Exactly as written, please set down all of the entries again, with no pictures.

Saved entries:
____

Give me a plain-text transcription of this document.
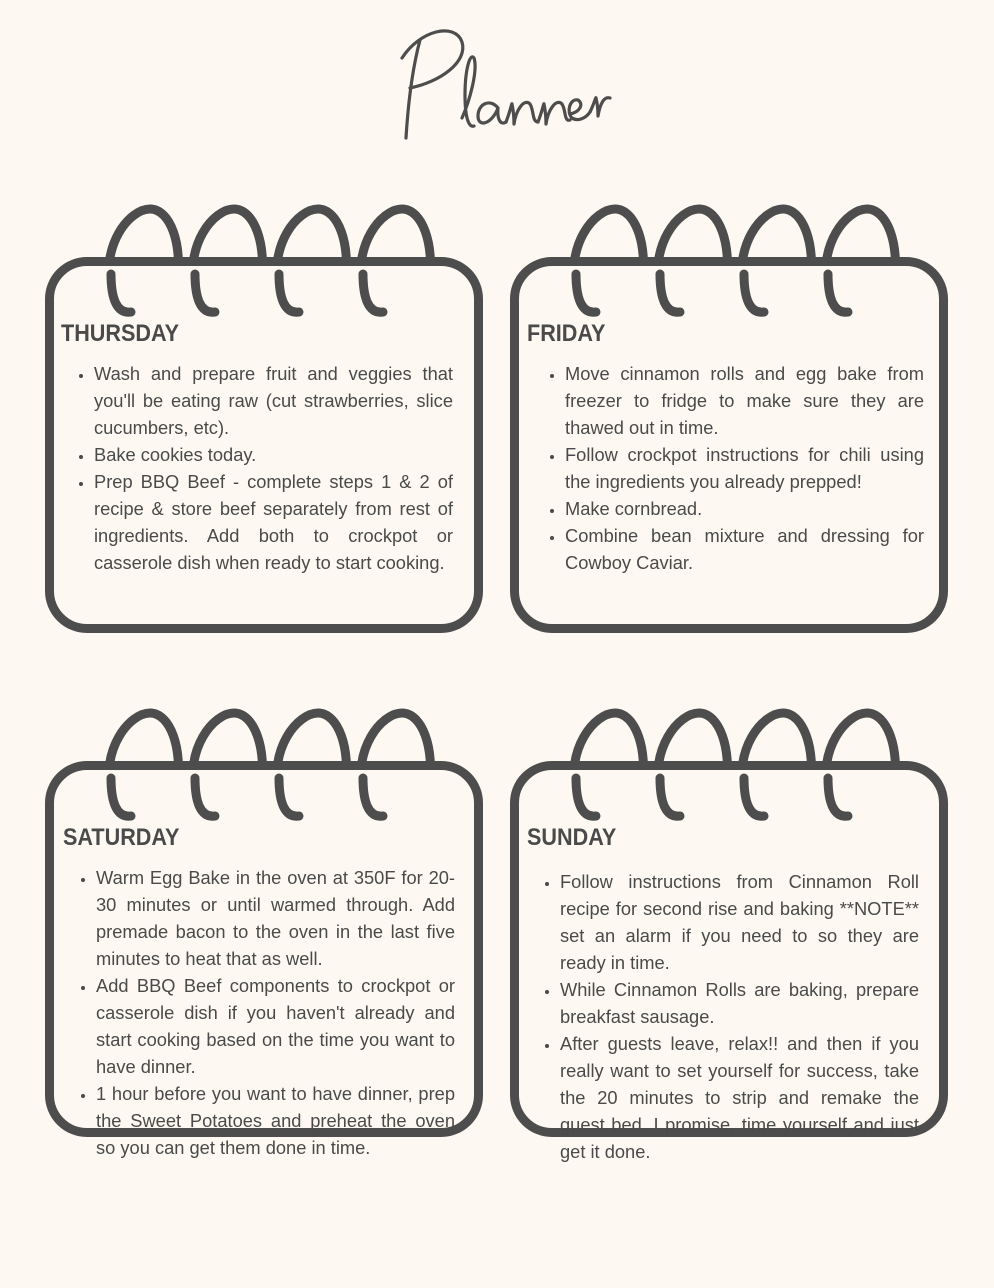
THURSDAY
• Wash and prepare fruit and veggies that you'll be eating raw (cut strawberries, slice cucumbers, etc).
• Bake cookies today.
• Prep BBQ Beef - complete steps 1 & 2 of recipe & store beef separately from rest of ingredients. Add both to crockpot or casserole dish when ready to start cooking.
FRIDAY
• Move cinnamon rolls and egg bake from freezer to fridge to make sure they are thawed out in time.
• Follow crockpot instructions for chili using the ingredients you already prepped!
• Make cornbread.
• Combine bean mixture and dressing for Cowboy Caviar.
SATURDAY
• Warm Egg Bake in the oven at 350F for 20-30 minutes or until warmed through. Add premade bacon to the oven in the last five minutes to heat that as well.
• Add BBQ Beef components to crockpot or casserole dish if you haven't already and start cooking based on the time you want to have dinner.
• 1 hour before you want to have dinner, prep the Sweet Potatoes and preheat the oven so you can get them done in time.
SUNDAY
• Follow instructions from Cinnamon Roll recipe for second rise and baking **NOTE** set an alarm if you need to so they are ready in time.
• While Cinnamon Rolls are baking, prepare breakfast sausage.
• After guests leave, relax!! and then if you really want to set yourself for success, take the 20 minutes to strip and remake the guest bed. I promise, time yourself and just get it done.
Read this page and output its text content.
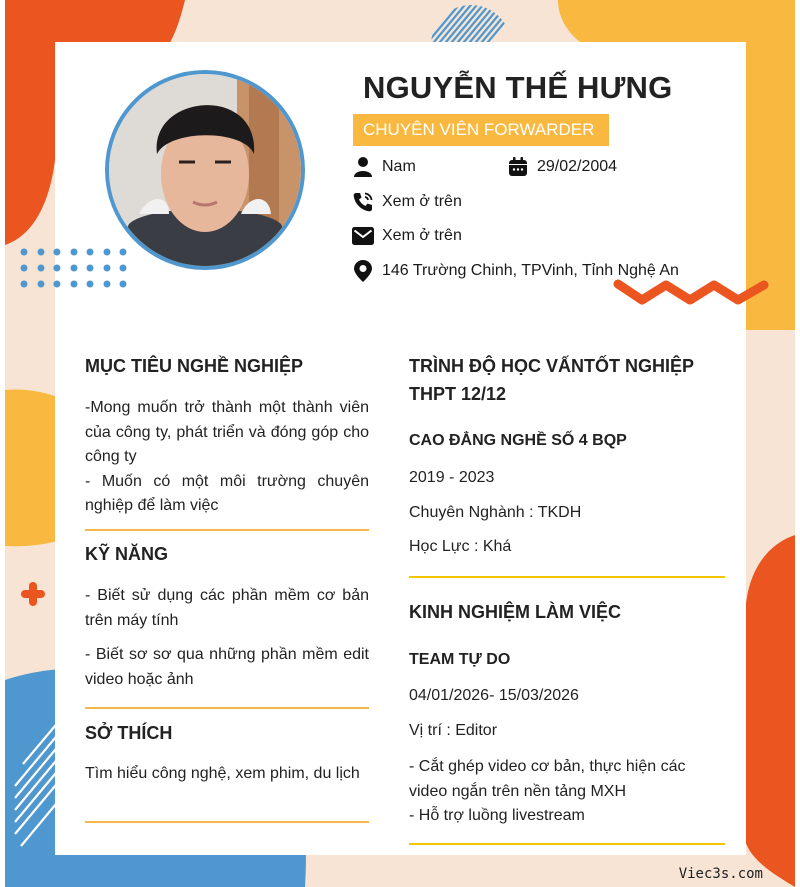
NGUYỄN THẾ HƯNG
CHUYÊN VIÊN FORWARDER
Nam	29/02/2004
Xem ở trên
Xem ở trên
146 Trường Chinh, TPVinh, Tỉnh Nghệ An
MỤC TIÊU NGHỀ NGHIỆP
-Mong muốn trở thành một thành viên của công ty, phát triển và đóng góp cho công ty
- Muốn có một môi trường chuyên nghiệp để làm việc
KỸ NĂNG
- Biết sử dụng các phần mềm cơ bản trên máy tính
- Biết sơ sơ qua những phần mềm edit video hoặc ảnh
SỞ THÍCH
Tìm hiểu công nghệ, xem phim, du lịch
TRÌNH ĐỘ HỌC VẤNTỐT NGHIỆP
THPT 12/12
CAO ĐẲNG NGHỀ SỐ 4 BQP
2019 - 2023
Chuyên Nghành : TKDH
Học Lực : Khá
KINH NGHIỆM LÀM VIỆC
TEAM TỰ DO
04/01/2026- 15/03/2026
Vị trí : Editor
- Cắt ghép video cơ bản, thực hiện các video ngắn trên nền tảng MXH
- Hỗ trợ luồng livestream
Viec3s.com
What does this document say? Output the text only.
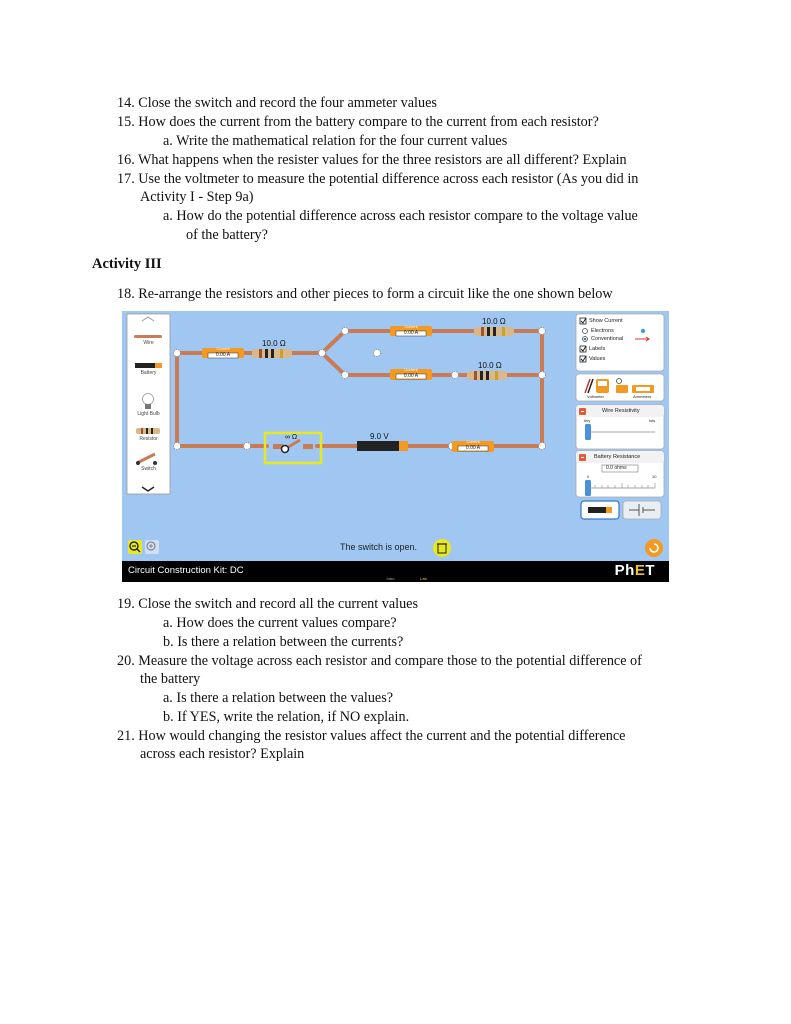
14. Close the switch and record the four ammeter values
15. How does the current from the battery compare to the current from each resistor?
a. Write the mathematical relation for the four current values
16. What happens when the resister values for the three resistors are all different? Explain
17. Use the voltmeter to measure the potential difference across each resistor (As you did in
Activity I - Step 9a)
a. How do the potential difference across each resistor compare to the voltage value
of the battery?
Activity III
18. Re-arrange the resistors and other pieces to form a circuit like the one shown below
Wire
Battery
Light Bulb
Resistor
Switch
10.0 Ω
10.0 Ω
10.0 Ω
∞ Ω	9.0 V
Current
0.00 A
Current
0.00 A
Current
0.00 A
Current
0.00 A
Show Current
Electrons
Conventional
Labels
Values
Voltmeter	Ammeters
Wire Resistivity
tiny	lots
Battery Resistance
0.0 ohms
0	10
The switch is open.
Circuit Construction Kit: DC
Intro	Lab	PhET
19. Close the switch and record all the current values
a. How does the current values compare?
b. Is there a relation between the currents?
20. Measure the voltage across each resistor and compare those to the potential difference of
the battery
a. Is there a relation between the values?
b. If YES, write the relation, if NO explain.
21. How would changing the resistor values affect the current and the potential difference
across each resistor? Explain
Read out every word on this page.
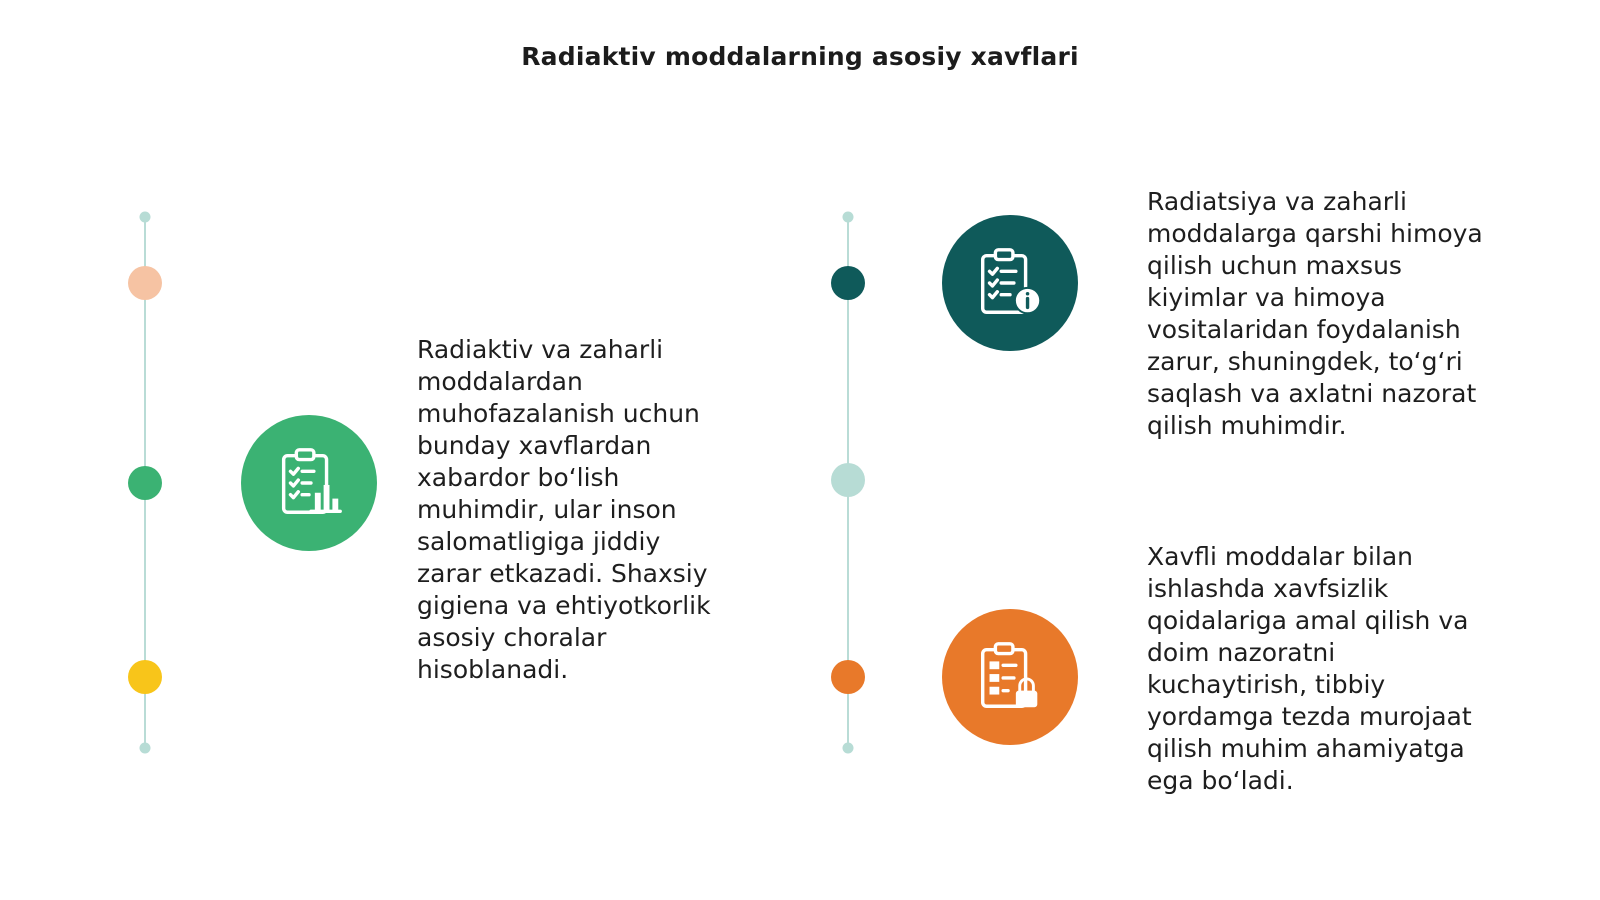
Radiaktiv moddalarning asosiy xavflari
Radiaktiv va zaharli
moddalardan
muhofazalanish uchun
bunday xavflardan
xabardor bo‘lish
muhimdir, ular inson
salomatligiga jiddiy
zarar etkazadi. Shaxsiy
gigiena va ehtiyotkorlik
asosiy choralar
hisoblanadi.
Radiatsiya va zaharli
moddalarga qarshi himoya
qilish uchun maxsus
kiyimlar va himoya
vositalaridan foydalanish
zarur, shuningdek, to‘g‘ri
saqlash va axlatni nazorat
qilish muhimdir.
Xavfli moddalar bilan
ishlashda xavfsizlik
qoidalariga amal qilish va
doim nazoratni
kuchaytirish, tibbiy
yordamga tezda murojaat
qilish muhim ahamiyatga
ega bo‘ladi.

____

FINISHED EXERCISE
Give me a plain-text transcription of this document.
THURSDAY
• Wash and prepare fruit and veggies that you'll be eating raw (cut strawberries, slice cucumbers, etc).
• Bake cookies today.
• Prep BBQ Beef - complete steps 1 & 2 of recipe & store beef separately from rest of ingredients. Add both to crockpot or casserole dish when ready to start cooking.
FRIDAY
• Move cinnamon rolls and egg bake from freezer to fridge to make sure they are thawed out in time.
• Follow crockpot instructions for chili using the ingredients you already prepped!
• Make cornbread.
• Combine bean mixture and dressing for Cowboy Caviar.
SATURDAY
• Warm Egg Bake in the oven at 350F for 20-30 minutes or until warmed through. Add premade bacon to the oven in the last five minutes to heat that as well.
• Add BBQ Beef components to crockpot or casserole dish if you haven't already and start cooking based on the time you want to have dinner.
• 1 hour before you want to have dinner, prep the Sweet Potatoes and preheat the oven so you can get them done in time.
SUNDAY
• Follow instructions from Cinnamon Roll recipe for second rise and baking **NOTE** set an alarm if you need to so they are ready in time.
• While Cinnamon Rolls are baking, prepare breakfast sausage.
• After guests leave, relax!! and then if you really want to set yourself for success, take the 20 minutes to strip and remake the guest bed. I promise, time yourself and just get it done.
Read this page and output its text content.
NGUYỄN THẾ HƯNG
CHUYÊN VIÊN FORWARDER
Nam	29/02/2004
Xem ở trên
Xem ở trên
146 Trường Chinh, TPVinh, Tỉnh Nghệ An
MỤC TIÊU NGHỀ NGHIỆP
-Mong muốn trở thành một thành viên của công ty, phát triển và đóng góp cho công ty
- Muốn có một môi trường chuyên nghiệp để làm việc
KỸ NĂNG
- Biết sử dụng các phần mềm cơ bản trên máy tính
- Biết sơ sơ qua những phần mềm edit video hoặc ảnh
SỞ THÍCH
Tìm hiểu công nghệ, xem phim, du lịch
TRÌNH ĐỘ HỌC VẤNTỐT NGHIỆP
THPT 12/12
CAO ĐẲNG NGHỀ SỐ 4 BQP
2019 - 2023
Chuyên Nghành : TKDH
Học Lực : Khá
KINH NGHIỆM LÀM VIỆC
TEAM TỰ DO
04/01/2026- 15/03/2026
Vị trí : Editor
- Cắt ghép video cơ bản, thực hiện các video ngắn trên nền tảng MXH
- Hỗ trợ luồng livestream
Viec3s.com
What does this document say? Output the text only.
14. Close the switch and record the four ammeter values
15. How does the current from the battery compare to the current from each resistor?
a. Write the mathematical relation for the four current values
16. What happens when the resister values for the three resistors are all different? Explain
17. Use the voltmeter to measure the potential difference across each resistor (As you did in
Activity I - Step 9a)
a. How do the potential difference across each resistor compare to the voltage value
of the battery?
Activity III
18. Re-arrange the resistors and other pieces to form a circuit like the one shown below
Wire
Battery
Light Bulb
Resistor
Switch
10.0 Ω
10.0 Ω
10.0 Ω
∞ Ω	9.0 V
Current
0.00 A
Current
0.00 A
Current
0.00 A
Current
0.00 A
Show Current
Electrons
Conventional
Labels
Values
Voltmeter	Ammeters
Wire Resistivity
tiny	lots
Battery Resistance
0.0 ohms
0	10
The switch is open.
Circuit Construction Kit: DC
Intro	Lab	PhET
19. Close the switch and record all the current values
a. How does the current values compare?
b. Is there a relation between the currents?
20. Measure the voltage across each resistor and compare those to the potential difference of
the battery
a. Is there a relation between the values?
b. If YES, write the relation, if NO explain.
21. How would changing the resistor values affect the current and the potential difference
across each resistor? Explain
Read out every word on this page.
Radiaktiv moddalarning asosiy xavflari
Radiaktiv va zaharli
moddalardan
muhofazalanish uchun
bunday xavflardan
xabardor bo‘lish
muhimdir, ular inson
salomatligiga jiddiy
zarar etkazadi. Shaxsiy
gigiena va ehtiyotkorlik
asosiy choralar
hisoblanadi.
Radiatsiya va zaharli
moddalarga qarshi himoya
qilish uchun maxsus
kiyimlar va himoya
vositalaridan foydalanish
zarur, shuningdek, to‘g‘ri
saqlash va axlatni nazorat
qilish muhimdir.
Xavfli moddalar bilan
ishlashda xavfsizlik
qoidalariga amal qilish va
doim nazoratni
kuchaytirish, tibbiy
yordamga tezda murojaat
qilish muhim ahamiyatga
ega bo‘ladi.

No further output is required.